Source records
------------

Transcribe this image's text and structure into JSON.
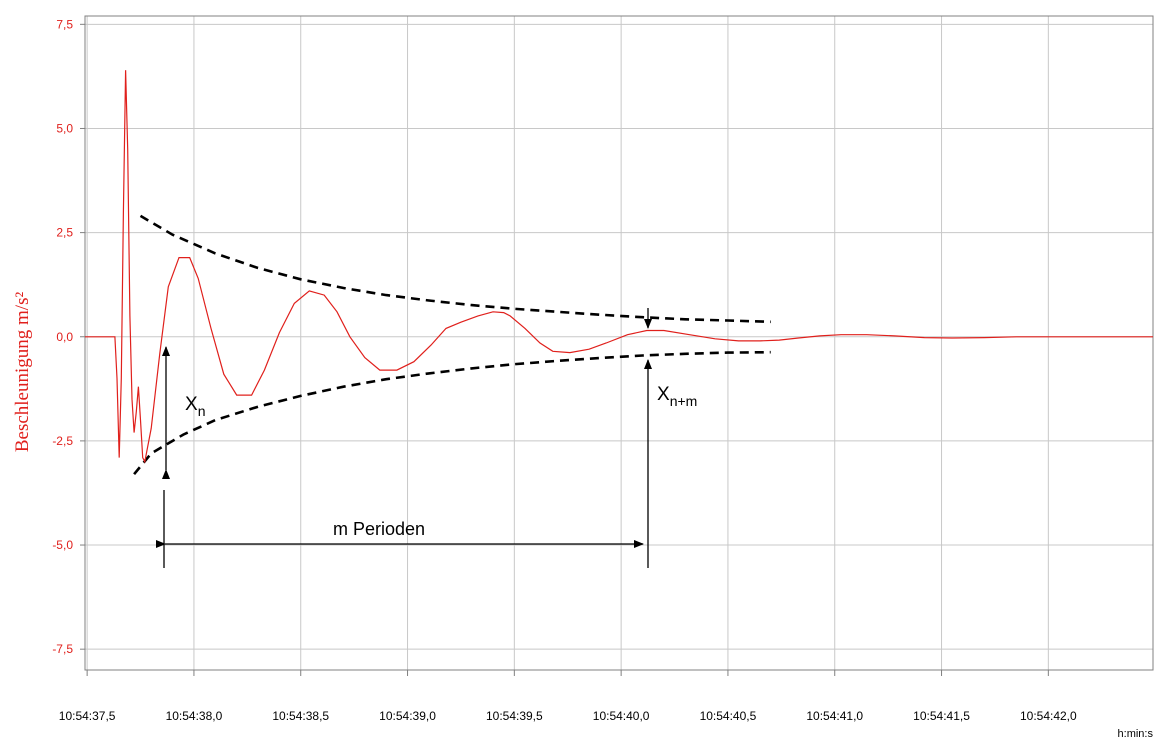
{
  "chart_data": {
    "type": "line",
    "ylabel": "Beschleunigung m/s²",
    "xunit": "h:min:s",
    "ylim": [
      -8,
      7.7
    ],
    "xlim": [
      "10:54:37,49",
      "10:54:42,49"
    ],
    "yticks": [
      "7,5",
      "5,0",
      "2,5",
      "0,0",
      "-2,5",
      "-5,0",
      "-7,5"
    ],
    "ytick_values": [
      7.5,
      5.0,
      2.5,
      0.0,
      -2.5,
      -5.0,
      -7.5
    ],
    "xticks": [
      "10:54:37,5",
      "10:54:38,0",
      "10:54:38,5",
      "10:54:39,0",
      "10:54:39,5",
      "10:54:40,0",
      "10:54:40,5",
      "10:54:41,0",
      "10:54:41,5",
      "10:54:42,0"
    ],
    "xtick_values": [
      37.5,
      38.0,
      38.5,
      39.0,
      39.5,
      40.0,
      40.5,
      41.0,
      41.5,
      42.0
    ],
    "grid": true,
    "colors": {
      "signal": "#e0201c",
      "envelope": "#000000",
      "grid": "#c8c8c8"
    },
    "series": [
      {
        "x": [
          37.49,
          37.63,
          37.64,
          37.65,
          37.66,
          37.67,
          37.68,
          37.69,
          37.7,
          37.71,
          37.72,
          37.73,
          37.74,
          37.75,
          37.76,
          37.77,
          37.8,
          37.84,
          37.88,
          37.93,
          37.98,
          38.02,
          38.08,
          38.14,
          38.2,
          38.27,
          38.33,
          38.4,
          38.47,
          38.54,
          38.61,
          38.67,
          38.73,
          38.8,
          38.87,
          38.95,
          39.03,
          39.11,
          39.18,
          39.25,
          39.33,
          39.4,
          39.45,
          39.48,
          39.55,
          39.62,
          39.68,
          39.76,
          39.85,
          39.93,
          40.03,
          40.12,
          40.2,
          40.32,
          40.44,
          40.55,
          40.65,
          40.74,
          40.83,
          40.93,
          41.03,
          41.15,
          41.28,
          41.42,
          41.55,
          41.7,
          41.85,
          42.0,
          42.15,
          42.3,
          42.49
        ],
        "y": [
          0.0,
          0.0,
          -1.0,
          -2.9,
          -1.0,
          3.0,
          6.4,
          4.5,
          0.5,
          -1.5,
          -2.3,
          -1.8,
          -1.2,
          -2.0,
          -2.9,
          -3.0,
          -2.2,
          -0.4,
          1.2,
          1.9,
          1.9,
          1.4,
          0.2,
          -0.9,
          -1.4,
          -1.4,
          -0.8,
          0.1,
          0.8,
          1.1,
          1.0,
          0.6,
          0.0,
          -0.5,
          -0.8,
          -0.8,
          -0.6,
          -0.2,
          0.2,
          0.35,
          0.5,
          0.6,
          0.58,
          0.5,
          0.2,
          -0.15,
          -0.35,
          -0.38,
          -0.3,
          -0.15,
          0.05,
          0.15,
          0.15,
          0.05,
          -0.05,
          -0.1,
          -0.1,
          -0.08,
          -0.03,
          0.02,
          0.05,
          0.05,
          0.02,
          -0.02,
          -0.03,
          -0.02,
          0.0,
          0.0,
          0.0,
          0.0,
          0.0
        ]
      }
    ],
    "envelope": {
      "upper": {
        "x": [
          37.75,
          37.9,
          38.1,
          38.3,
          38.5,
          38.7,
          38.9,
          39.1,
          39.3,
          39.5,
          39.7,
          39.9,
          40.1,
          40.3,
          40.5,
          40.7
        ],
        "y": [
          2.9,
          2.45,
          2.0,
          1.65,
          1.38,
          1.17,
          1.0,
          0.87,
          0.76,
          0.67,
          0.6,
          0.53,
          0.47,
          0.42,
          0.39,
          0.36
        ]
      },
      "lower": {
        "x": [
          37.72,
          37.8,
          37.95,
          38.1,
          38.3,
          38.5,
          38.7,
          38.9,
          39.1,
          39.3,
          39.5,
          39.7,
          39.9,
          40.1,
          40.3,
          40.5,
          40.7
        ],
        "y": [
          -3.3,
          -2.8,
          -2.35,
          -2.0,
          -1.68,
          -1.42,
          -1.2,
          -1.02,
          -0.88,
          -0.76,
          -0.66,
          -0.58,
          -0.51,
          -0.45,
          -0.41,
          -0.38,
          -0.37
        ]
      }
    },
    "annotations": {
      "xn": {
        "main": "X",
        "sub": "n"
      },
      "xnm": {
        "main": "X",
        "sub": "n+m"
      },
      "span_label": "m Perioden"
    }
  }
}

------------

OBJECTIVE: Set down the records in full and exactly. Do not carry over any image.

RESPONSE TO THE EXERCISE:
Transcribe this image's text and structure into JSON.
{
  "chart_data": {
    "type": "line",
    "ylabel": "Beschleunigung m/s²",
    "xunit": "h:min:s",
    "ylim": [
      -8,
      7.7
    ],
    "xlim": [
      "10:54:37,49",
      "10:54:42,49"
    ],
    "yticks": [
      "7,5",
      "5,0",
      "2,5",
      "0,0",
      "-2,5",
      "-5,0",
      "-7,5"
    ],
    "ytick_values": [
      7.5,
      5.0,
      2.5,
      0.0,
      -2.5,
      -5.0,
      -7.5
    ],
    "xticks": [
      "10:54:37,5",
      "10:54:38,0",
      "10:54:38,5",
      "10:54:39,0",
      "10:54:39,5",
      "10:54:40,0",
      "10:54:40,5",
      "10:54:41,0",
      "10:54:41,5",
      "10:54:42,0"
    ],
    "xtick_values": [
      37.5,
      38.0,
      38.5,
      39.0,
      39.5,
      40.0,
      40.5,
      41.0,
      41.5,
      42.0
    ],
    "grid": true,
    "colors": {
      "signal": "#e0201c",
      "envelope": "#000000",
      "grid": "#c8c8c8"
    },
    "series": [
      {
        "x": [
          37.49,
          37.63,
          37.64,
          37.65,
          37.66,
          37.67,
          37.68,
          37.69,
          37.7,
          37.71,
          37.72,
          37.73,
          37.74,
          37.75,
          37.76,
          37.77,
          37.8,
          37.84,
          37.88,
          37.93,
          37.98,
          38.02,
          38.08,
          38.14,
          38.2,
          38.27,
          38.33,
          38.4,
          38.47,
          38.54,
          38.61,
          38.67,
          38.73,
          38.8,
          38.87,
          38.95,
          39.03,
          39.11,
          39.18,
          39.25,
          39.33,
          39.4,
          39.45,
          39.48,
          39.55,
          39.62,
          39.68,
          39.76,
          39.85,
          39.93,
          40.03,
          40.12,
          40.2,
          40.32,
          40.44,
          40.55,
          40.65,
          40.74,
          40.83,
          40.93,
          41.03,
          41.15,
          41.28,
          41.42,
          41.55,
          41.7,
          41.85,
          42.0,
          42.15,
          42.3,
          42.49
        ],
        "y": [
          0.0,
          0.0,
          -1.0,
          -2.9,
          -1.0,
          3.0,
          6.4,
          4.5,
          0.5,
          -1.5,
          -2.3,
          -1.8,
          -1.2,
          -2.0,
          -2.9,
          -3.0,
          -2.2,
          -0.4,
          1.2,
          1.9,
          1.9,
          1.4,
          0.2,
          -0.9,
          -1.4,
          -1.4,
          -0.8,
          0.1,
          0.8,
          1.1,
          1.0,
          0.6,
          0.0,
          -0.5,
          -0.8,
          -0.8,
          -0.6,
          -0.2,
          0.2,
          0.35,
          0.5,
          0.6,
          0.58,
          0.5,
          0.2,
          -0.15,
          -0.35,
          -0.38,
          -0.3,
          -0.15,
          0.05,
          0.15,
          0.15,
          0.05,
          -0.05,
          -0.1,
          -0.1,
          -0.08,
          -0.03,
          0.02,
          0.05,
          0.05,
          0.02,
          -0.02,
          -0.03,
          -0.02,
          0.0,
          0.0,
          0.0,
          0.0,
          0.0
        ]
      }
    ],
    "envelope": {
      "upper": {
        "x": [
          37.75,
          37.9,
          38.1,
          38.3,
          38.5,
          38.7,
          38.9,
          39.1,
          39.3,
          39.5,
          39.7,
          39.9,
          40.1,
          40.3,
          40.5,
          40.7
        ],
        "y": [
          2.9,
          2.45,
          2.0,
          1.65,
          1.38,
          1.17,
          1.0,
          0.87,
          0.76,
          0.67,
          0.6,
          0.53,
          0.47,
          0.42,
          0.39,
          0.36
        ]
      },
      "lower": {
        "x": [
          37.72,
          37.8,
          37.95,
          38.1,
          38.3,
          38.5,
          38.7,
          38.9,
          39.1,
          39.3,
          39.5,
          39.7,
          39.9,
          40.1,
          40.3,
          40.5,
          40.7
        ],
        "y": [
          -3.3,
          -2.8,
          -2.35,
          -2.0,
          -1.68,
          -1.42,
          -1.2,
          -1.02,
          -0.88,
          -0.76,
          -0.66,
          -0.58,
          -0.51,
          -0.45,
          -0.41,
          -0.38,
          -0.37
        ]
      }
    },
    "annotations": {
      "xn": {
        "main": "X",
        "sub": "n"
      },
      "xnm": {
        "main": "X",
        "sub": "n+m"
      },
      "span_label": "m Perioden"
    }
  }
}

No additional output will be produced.